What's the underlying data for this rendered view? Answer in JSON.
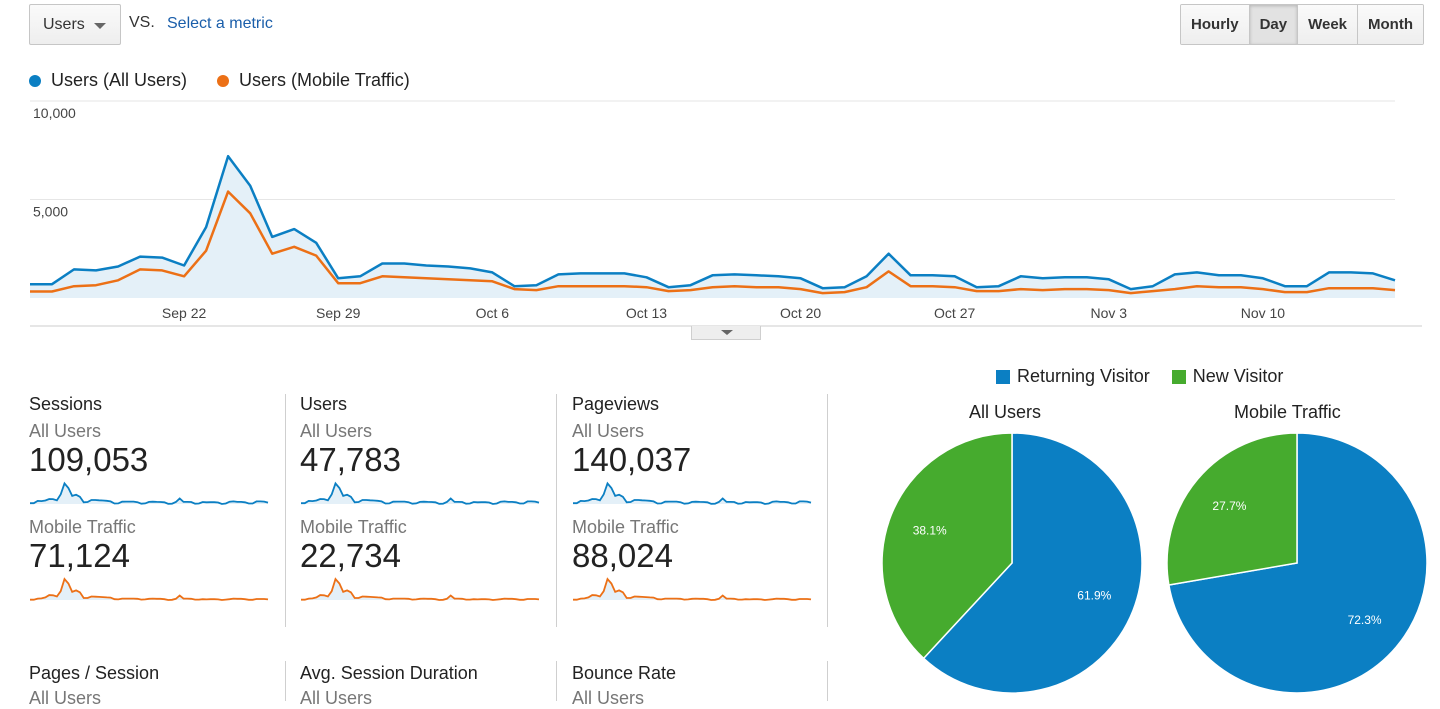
{
  "controls": {
    "metric_dropdown": "Users",
    "vs_label": "VS.",
    "select_metric": "Select a metric",
    "granularity": [
      "Hourly",
      "Day",
      "Week",
      "Month"
    ],
    "granularity_active": "Day"
  },
  "colors": {
    "all_users": "#0b7fc3",
    "mobile": "#ec7016",
    "fill": "#e4f0f8",
    "returning": "#0b7fc3",
    "new": "#46ab2e"
  },
  "chart_data": {
    "type": "line",
    "title": "",
    "ylim": [
      0,
      10000
    ],
    "y_ticks": [
      "10,000",
      "5,000"
    ],
    "x_tick_labels": [
      "Sep 22",
      "Sep 29",
      "Oct 6",
      "Oct 13",
      "Oct 20",
      "Oct 27",
      "Nov 3",
      "Nov 10"
    ],
    "x_tick_day_index": [
      7,
      14,
      21,
      28,
      35,
      42,
      49,
      56
    ],
    "dates": "Sep 15 – Nov 15 (daily)",
    "series": [
      {
        "name": "Users (All Users)",
        "values": [
          700,
          700,
          1450,
          1400,
          1600,
          2100,
          2050,
          1650,
          3600,
          7200,
          5700,
          3100,
          3500,
          2800,
          1000,
          1100,
          1750,
          1750,
          1650,
          1600,
          1500,
          1300,
          600,
          650,
          1200,
          1250,
          1250,
          1250,
          1050,
          550,
          650,
          1150,
          1200,
          1150,
          1100,
          1000,
          500,
          550,
          1100,
          2250,
          1150,
          1150,
          1100,
          550,
          600,
          1100,
          1000,
          1050,
          1050,
          950,
          450,
          600,
          1200,
          1300,
          1150,
          1150,
          1000,
          600,
          600,
          1300,
          1300,
          1250,
          900
        ]
      },
      {
        "name": "Users (Mobile Traffic)",
        "values": [
          330,
          330,
          600,
          650,
          900,
          1450,
          1400,
          1100,
          2400,
          5400,
          4300,
          2250,
          2600,
          2150,
          750,
          750,
          1100,
          1050,
          1000,
          950,
          900,
          850,
          450,
          400,
          600,
          600,
          600,
          600,
          550,
          350,
          400,
          550,
          600,
          550,
          550,
          450,
          250,
          300,
          550,
          1350,
          600,
          600,
          550,
          350,
          350,
          450,
          400,
          450,
          450,
          400,
          250,
          350,
          450,
          600,
          550,
          550,
          450,
          300,
          300,
          500,
          500,
          500,
          400
        ]
      }
    ]
  },
  "scorecards": [
    {
      "metric": "Sessions",
      "seg1": "All Users",
      "val1": "109,053",
      "seg2": "Mobile Traffic",
      "val2": "71,124"
    },
    {
      "metric": "Users",
      "seg1": "All Users",
      "val1": "47,783",
      "seg2": "Mobile Traffic",
      "val2": "22,734"
    },
    {
      "metric": "Pageviews",
      "seg1": "All Users",
      "val1": "140,037",
      "seg2": "Mobile Traffic",
      "val2": "88,024"
    }
  ],
  "scorecards_row2": [
    {
      "metric": "Pages / Session",
      "seg1": "All Users"
    },
    {
      "metric": "Avg. Session Duration",
      "seg1": "All Users"
    },
    {
      "metric": "Bounce Rate",
      "seg1": "All Users"
    }
  ],
  "pies": {
    "legend": [
      "Returning Visitor",
      "New Visitor"
    ],
    "charts": [
      {
        "title": "All Users",
        "returning_pct": 61.9,
        "new_pct": 38.1,
        "returning_label": "61.9%",
        "new_label": "38.1%"
      },
      {
        "title": "Mobile Traffic",
        "returning_pct": 72.3,
        "new_pct": 27.7,
        "returning_label": "72.3%",
        "new_label": "27.7%"
      }
    ]
  }
}
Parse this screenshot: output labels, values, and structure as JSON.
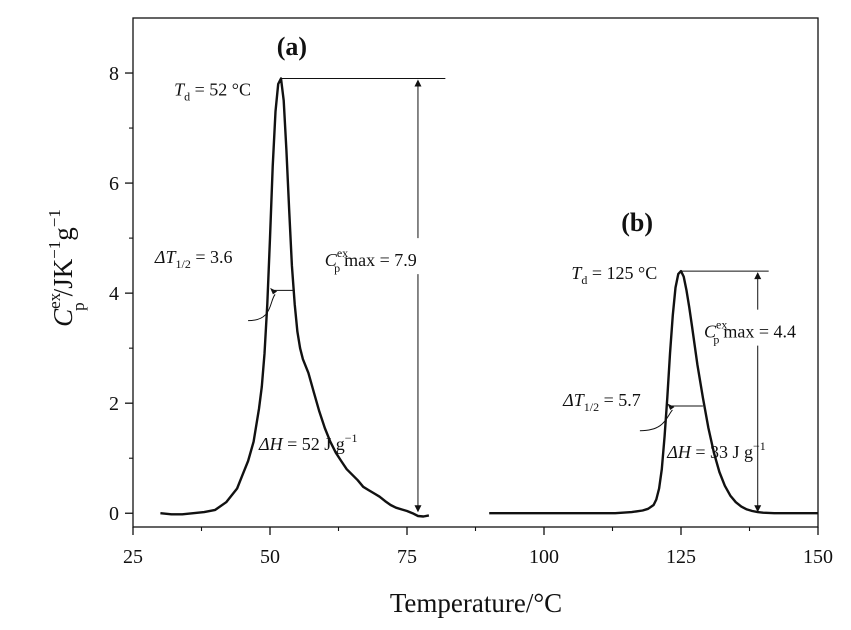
{
  "chart_data": {
    "type": "line",
    "xlabel": "Temperature/°C",
    "ylabel": {
      "symbol": "C",
      "sup": "ex",
      "sub": "p",
      "unit": "/JK",
      "unit_exp1": "−1",
      "unit_g": "g",
      "unit_exp2": "−1"
    },
    "xlim": [
      25,
      150
    ],
    "ylim": [
      -0.25,
      9.0
    ],
    "xticks": [
      25,
      50,
      75,
      100,
      125,
      150
    ],
    "yticks": [
      0,
      2,
      4,
      6,
      8
    ],
    "grid": false,
    "series": [
      {
        "x": [
          30,
          32,
          34,
          36,
          38,
          40,
          42,
          44,
          45,
          46,
          47,
          48,
          48.5,
          49,
          49.5,
          50,
          50.5,
          51,
          51.5,
          52,
          52.5,
          53,
          53.5,
          54,
          54.5,
          55,
          55.5,
          56,
          57,
          58,
          59,
          60,
          61,
          62,
          63,
          64,
          65,
          66,
          67,
          68,
          69,
          70,
          71,
          72,
          73,
          74,
          75,
          76,
          77,
          78,
          79
        ],
        "y": [
          0.0,
          -0.02,
          -0.02,
          0.0,
          0.02,
          0.06,
          0.2,
          0.45,
          0.7,
          0.95,
          1.3,
          1.9,
          2.3,
          2.9,
          3.8,
          5.0,
          6.3,
          7.3,
          7.8,
          7.9,
          7.5,
          6.6,
          5.5,
          4.5,
          3.8,
          3.3,
          3.0,
          2.8,
          2.55,
          2.2,
          1.85,
          1.55,
          1.3,
          1.1,
          0.95,
          0.8,
          0.7,
          0.6,
          0.48,
          0.42,
          0.36,
          0.3,
          0.22,
          0.15,
          0.1,
          0.07,
          0.04,
          0.0,
          -0.05,
          -0.06,
          -0.04
        ]
      },
      {
        "x": [
          90,
          95,
          100,
          105,
          110,
          113,
          116,
          118,
          119,
          120,
          120.5,
          121,
          121.5,
          122,
          122.5,
          123,
          123.5,
          124,
          124.5,
          125,
          125.5,
          126,
          126.5,
          127,
          127.5,
          128,
          129,
          130,
          131,
          132,
          133,
          134,
          135,
          136,
          137,
          138,
          139,
          140,
          142,
          145,
          148,
          150
        ],
        "y": [
          0.0,
          0.0,
          0.0,
          0.0,
          0.0,
          0.0,
          0.02,
          0.05,
          0.08,
          0.15,
          0.25,
          0.45,
          0.8,
          1.4,
          2.1,
          2.9,
          3.6,
          4.1,
          4.35,
          4.4,
          4.3,
          4.05,
          3.75,
          3.4,
          3.05,
          2.7,
          2.1,
          1.55,
          1.1,
          0.75,
          0.5,
          0.32,
          0.2,
          0.12,
          0.07,
          0.04,
          0.02,
          0.01,
          0.0,
          0.0,
          0.0,
          0.0
        ]
      }
    ],
    "panels": [
      {
        "label": "(a)",
        "td_label": "T",
        "td_sub": "d",
        "td_value": " = 52 °C",
        "td_x": 52,
        "td_y": 7.9,
        "width_label": "ΔT",
        "width_sub": "1/2",
        "width_value": " = 3.6",
        "width_x1": 50.5,
        "width_x2": 54.5,
        "width_y": 4.05,
        "cpmax_symbol": "C",
        "cpmax_sup": "ex",
        "cpmax_sub": "p",
        "cpmax_value": "max = 7.9",
        "cpmax_x": 77,
        "cpmax_line_end": 82,
        "dh_label": "ΔH",
        "dh_value": " = 52 J g",
        "dh_exp": "−1"
      },
      {
        "label": "(b)",
        "td_label": "T",
        "td_sub": "d",
        "td_value": " = 125 °C",
        "td_x": 125,
        "td_y": 4.4,
        "width_label": "ΔT",
        "width_sub": "1/2",
        "width_value": " = 5.7",
        "width_x1": 123,
        "width_x2": 129,
        "width_y": 1.95,
        "cpmax_symbol": "C",
        "cpmax_sup": "ex",
        "cpmax_sub": "p",
        "cpmax_value": "max = 4.4",
        "cpmax_x": 139,
        "cpmax_line_end": 141,
        "dh_label": "ΔH",
        "dh_value": " = 33 J g",
        "dh_exp": "−1"
      }
    ]
  }
}
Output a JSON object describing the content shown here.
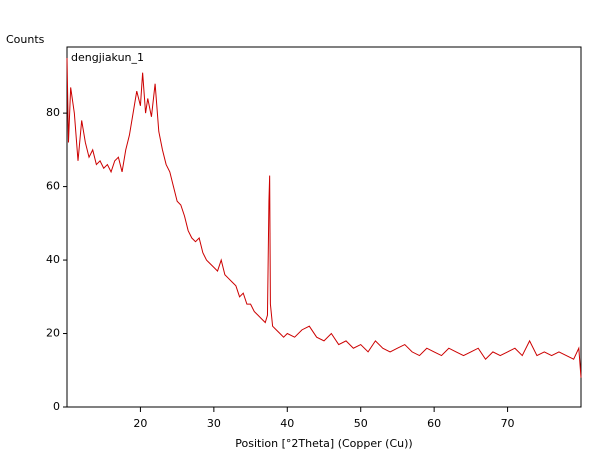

PROBLEM STATEMENT:
Scan the listing above and identify each line holding the string "JSON"; copy every such line.

RESULT OF THIS TASK:
What's the underlying data for this rendered view? Answer in JSON.
Parse this screenshot: output labels, values, and structure as JSON.
Output a JSON object describing the content shown here.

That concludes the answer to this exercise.